▶ Written task: Return exactly the lines from the "Convert this screenshot" line through the last line of the entries below. Include no pictures.

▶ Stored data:

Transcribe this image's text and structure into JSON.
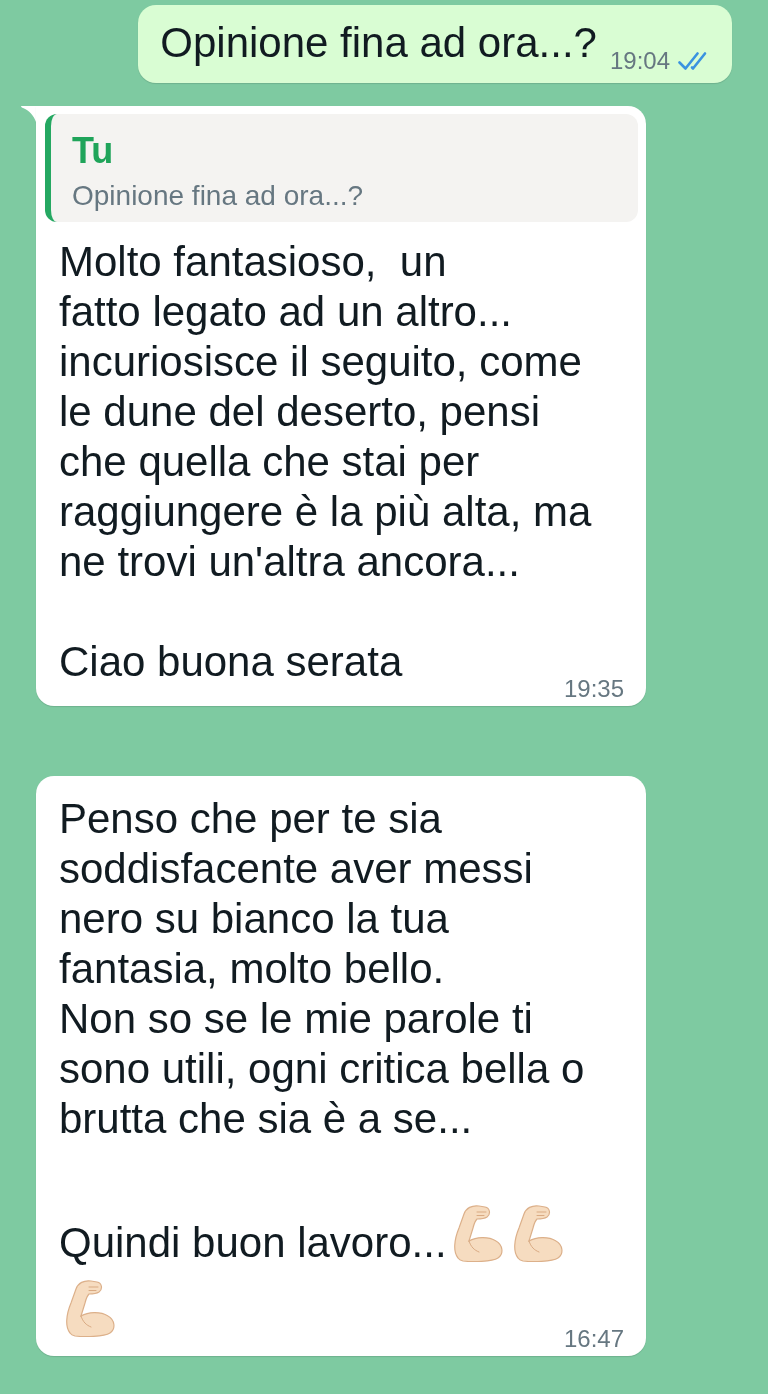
{
  "messages": [
    {
      "kind": "sent",
      "tail": false,
      "text": "Opinione fina ad ora...?",
      "time": "19:04",
      "read": true
    },
    {
      "kind": "received",
      "tail": true,
      "quote": {
        "author": "Tu",
        "text": "Opinione fina ad ora...?"
      },
      "paragraphs": [
        "Molto fantasioso,  un\nfatto legato ad un altro...\nincuriosisce il seguito, come\nle dune del deserto, pensi\nche quella che stai per\nraggiungere è la più alta, ma\nne trovi un'altra ancora...",
        "Ciao buona serata"
      ],
      "time": "19:35"
    },
    {
      "kind": "received",
      "tail": false,
      "paragraphs": [
        "Penso che per te sia\nsoddisfacente aver messi\nnero su bianco la tua\nfantasia, molto bello.\nNon so se le mie parole ti\nsono utili, ogni critica bella o\nbrutta che sia è a se...",
        "Quindi buon lavoro..."
      ],
      "emojis": [
        {
          "kind": "flexed-biceps"
        },
        {
          "kind": "flexed-biceps"
        },
        {
          "kind": "flexed-biceps"
        }
      ],
      "time": "16:47"
    }
  ]
}
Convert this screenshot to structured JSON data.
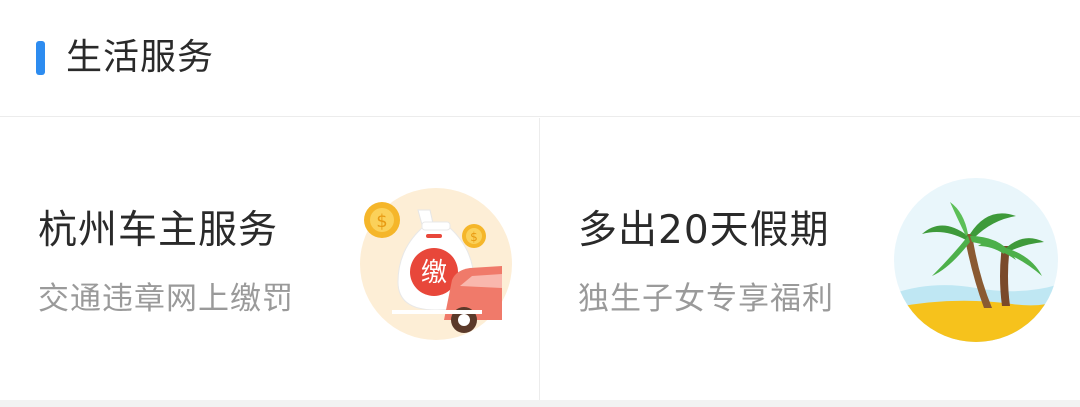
{
  "section": {
    "title": "生活服务",
    "accent_color": "#2d8cf0"
  },
  "cards": [
    {
      "title": "杭州车主服务",
      "subtitle": "交通违章网上缴罚",
      "icon": "traffic-fine-payment-icon",
      "icon_text": "缴"
    },
    {
      "title": "多出20天假期",
      "subtitle": "独生子女专享福利",
      "icon": "palm-tree-beach-icon"
    }
  ]
}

▶ In response:
Convert this screenshot to structured JSON data.
{
  "section": {
    "title": "生活服务",
    "accent_color": "#2d8cf0"
  },
  "cards": [
    {
      "title": "杭州车主服务",
      "subtitle": "交通违章网上缴罚",
      "icon": "traffic-fine-payment-icon",
      "icon_text": "缴"
    },
    {
      "title": "多出20天假期",
      "subtitle": "独生子女专享福利",
      "icon": "palm-tree-beach-icon"
    }
  ]
}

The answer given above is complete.